◆ GIVEN RECORDS ◆
⁂

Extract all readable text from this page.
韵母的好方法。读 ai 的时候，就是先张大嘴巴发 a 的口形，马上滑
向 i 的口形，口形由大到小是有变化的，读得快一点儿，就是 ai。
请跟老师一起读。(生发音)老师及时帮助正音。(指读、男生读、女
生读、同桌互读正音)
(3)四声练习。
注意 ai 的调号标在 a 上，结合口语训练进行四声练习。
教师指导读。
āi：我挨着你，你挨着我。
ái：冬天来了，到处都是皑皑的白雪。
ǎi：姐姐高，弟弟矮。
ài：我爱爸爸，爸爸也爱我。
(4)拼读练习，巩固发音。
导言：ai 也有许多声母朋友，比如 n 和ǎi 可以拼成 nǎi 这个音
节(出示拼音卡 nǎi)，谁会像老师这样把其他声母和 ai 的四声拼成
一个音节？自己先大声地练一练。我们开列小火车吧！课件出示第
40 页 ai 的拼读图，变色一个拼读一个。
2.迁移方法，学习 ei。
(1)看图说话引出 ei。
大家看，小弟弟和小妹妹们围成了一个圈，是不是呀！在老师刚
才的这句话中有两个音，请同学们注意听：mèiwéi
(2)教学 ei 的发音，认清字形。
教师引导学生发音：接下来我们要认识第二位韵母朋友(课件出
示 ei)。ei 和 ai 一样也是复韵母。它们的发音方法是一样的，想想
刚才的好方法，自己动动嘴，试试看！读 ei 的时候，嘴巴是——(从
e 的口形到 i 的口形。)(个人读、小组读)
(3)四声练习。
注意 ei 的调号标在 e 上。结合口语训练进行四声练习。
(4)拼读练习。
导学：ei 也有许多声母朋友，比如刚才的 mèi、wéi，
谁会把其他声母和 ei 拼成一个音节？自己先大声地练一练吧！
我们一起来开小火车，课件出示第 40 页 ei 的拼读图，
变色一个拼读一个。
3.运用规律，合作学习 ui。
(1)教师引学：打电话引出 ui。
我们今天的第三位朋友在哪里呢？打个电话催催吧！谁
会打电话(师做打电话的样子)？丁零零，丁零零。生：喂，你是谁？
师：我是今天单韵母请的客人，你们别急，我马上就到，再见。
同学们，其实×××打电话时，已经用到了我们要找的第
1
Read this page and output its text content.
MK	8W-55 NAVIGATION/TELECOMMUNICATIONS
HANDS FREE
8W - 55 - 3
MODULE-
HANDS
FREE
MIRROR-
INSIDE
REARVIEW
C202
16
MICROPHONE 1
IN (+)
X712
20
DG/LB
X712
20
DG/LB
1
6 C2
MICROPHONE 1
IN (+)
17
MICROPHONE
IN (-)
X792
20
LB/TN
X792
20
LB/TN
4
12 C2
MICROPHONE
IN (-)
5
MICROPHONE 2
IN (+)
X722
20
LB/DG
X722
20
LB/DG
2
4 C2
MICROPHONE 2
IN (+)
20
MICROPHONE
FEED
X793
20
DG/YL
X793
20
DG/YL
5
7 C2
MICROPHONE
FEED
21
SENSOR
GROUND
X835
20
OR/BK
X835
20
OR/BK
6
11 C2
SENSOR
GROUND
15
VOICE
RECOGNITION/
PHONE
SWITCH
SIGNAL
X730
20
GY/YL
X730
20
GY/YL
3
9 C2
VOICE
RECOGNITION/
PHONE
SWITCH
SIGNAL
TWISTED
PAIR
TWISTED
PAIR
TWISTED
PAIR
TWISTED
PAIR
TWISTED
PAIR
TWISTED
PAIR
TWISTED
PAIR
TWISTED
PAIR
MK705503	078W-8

⁂

◆ EXERCISE GOAL ◆
Report how many lines above hold the string "text", giving nothing but the number.

◆ RESULT OF THE TASK ◆
2